When Linwood Barclay closed his remarkable Promise Falls Trilogy with The Twenty Three, there were a few questions that some readers ponded upon; like life itself we draw our own conclusions from what reality presents us. So like when his Award-winning No Time For Goodbye closed, Linwood went back with a coda of sorts, releasing Never Saw It Coming; which incidentally is currently being filmed.
The release of a Linwood Barclay novel is an event, of which his Promise Falls trilogy is a cube function, in terms of excitement, which even Stephen King commented upon.
Linwood Barclay kindly agreed to an interview as we had a few questions about his Promise Falls trilogy, as well what’s in store with his Parting Shot, the Coda to this dark trilogy, released in the UK / Ireland next week and in November in the US / Canada.
Ali First question first. When you started the thinking process prior to penning Broken Promise, did you consider that it would become bigger than a single novel; a dark saga?

STORED DATA:
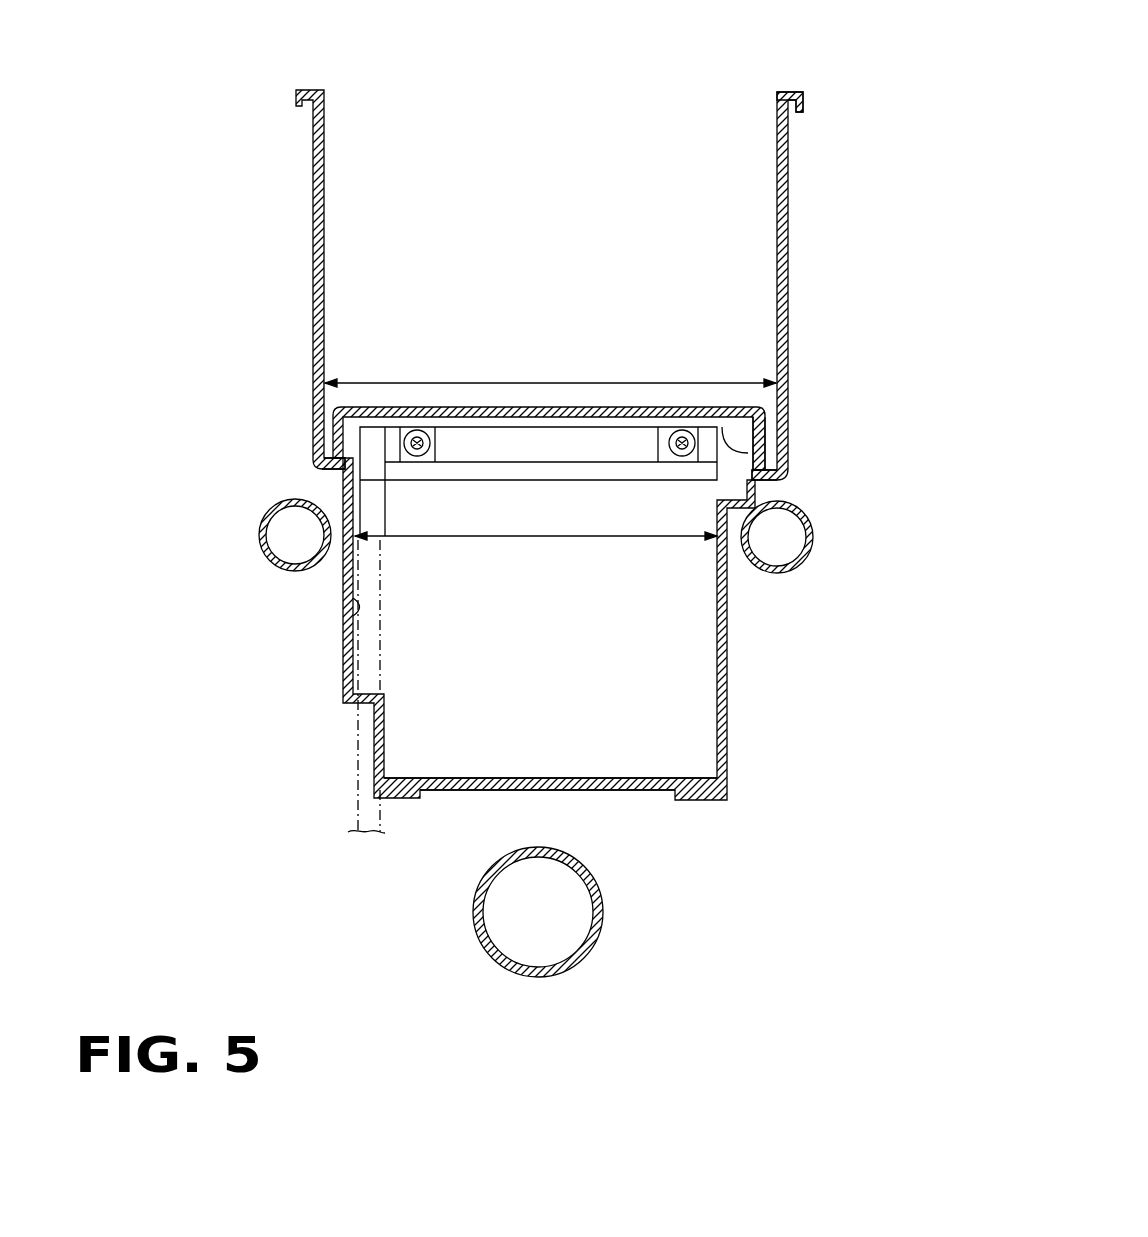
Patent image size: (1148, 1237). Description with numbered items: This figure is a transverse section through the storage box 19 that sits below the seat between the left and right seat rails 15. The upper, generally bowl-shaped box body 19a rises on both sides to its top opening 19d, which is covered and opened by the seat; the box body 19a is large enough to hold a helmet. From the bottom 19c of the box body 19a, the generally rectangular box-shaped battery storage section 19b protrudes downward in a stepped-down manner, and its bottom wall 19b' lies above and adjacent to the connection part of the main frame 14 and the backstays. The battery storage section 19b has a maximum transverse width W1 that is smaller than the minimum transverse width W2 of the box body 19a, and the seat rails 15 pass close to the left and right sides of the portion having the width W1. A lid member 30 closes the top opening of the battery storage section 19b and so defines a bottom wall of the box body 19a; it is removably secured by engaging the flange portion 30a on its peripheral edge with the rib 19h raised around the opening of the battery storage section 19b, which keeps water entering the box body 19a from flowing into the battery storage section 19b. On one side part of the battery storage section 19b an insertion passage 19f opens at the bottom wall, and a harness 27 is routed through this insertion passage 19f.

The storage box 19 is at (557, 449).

TASKS:
(1) Transcribe the Linwood Barclay interview from "When Linwood Barclay" up to and including "US / Canada.".
(2) Pick up the Linwood Barclay interview after its last sentence and continue writing it.

ANSWERS PROVIDED:
(1)
When Linwood Barclay closed his remarkable Promise Falls Trilogy with The Twenty Three, there were a few questions that some readers ponded upon; like life itself we draw our own conclusions from what reality presents us. So like when his Award-winning No Time For Goodbye closed, Linwood went back with a coda of sorts, releasing Never Saw It Coming; which incidentally is currently being filmed.
The release of a Linwood Barclay novel is an event, of which his Promise Falls trilogy is a cube function, in terms of excitement, which even Stephen King commented upon.
Linwood Barclay kindly agreed to an interview as we had a few questions about his Promise Falls trilogy, as well what’s in store with his Parting Shot, the Coda to this dark trilogy, released in the UK / Ireland next week and in November in the US / Canada.

(2)
Linwood I had set out from the very beginning to make this a three-novel project.
AK And how were your Agent Helen Heller, your publishers Orion in the UK as well as your US / Canadian publishers about you embarking upon a saga, with their commercial considerations?
LB They were excited, but the project did involve some marketing challenges. Do you tell everyone with book one that it’s a trilogy, and run the risk that they won’t buy it until book three is out? And if that’s the strategy, will some readers be annoyed when they get to the end and realize the story continues?
AK So tell us a little about the writing process. How detailed was your plotting notes, and how high was the ‘tightrope’ in this high-wire act?
LB Books one and two (Broken Promise and Far From True) are largely standalones, with another story running in the background that explodes in book three. So in many ways, the first two were not too unlike writing one of my regular thrillers. But I had to have the backstory all figured before I even started Broken Promise.
AK With Far From True, did you know where it would lead to in The Twenty Three?
LB Pretty much. I couldn’t wait to get to The Twenty-Three because I knew that what was going to happen was going to be huge, bigger than anything I’d written before.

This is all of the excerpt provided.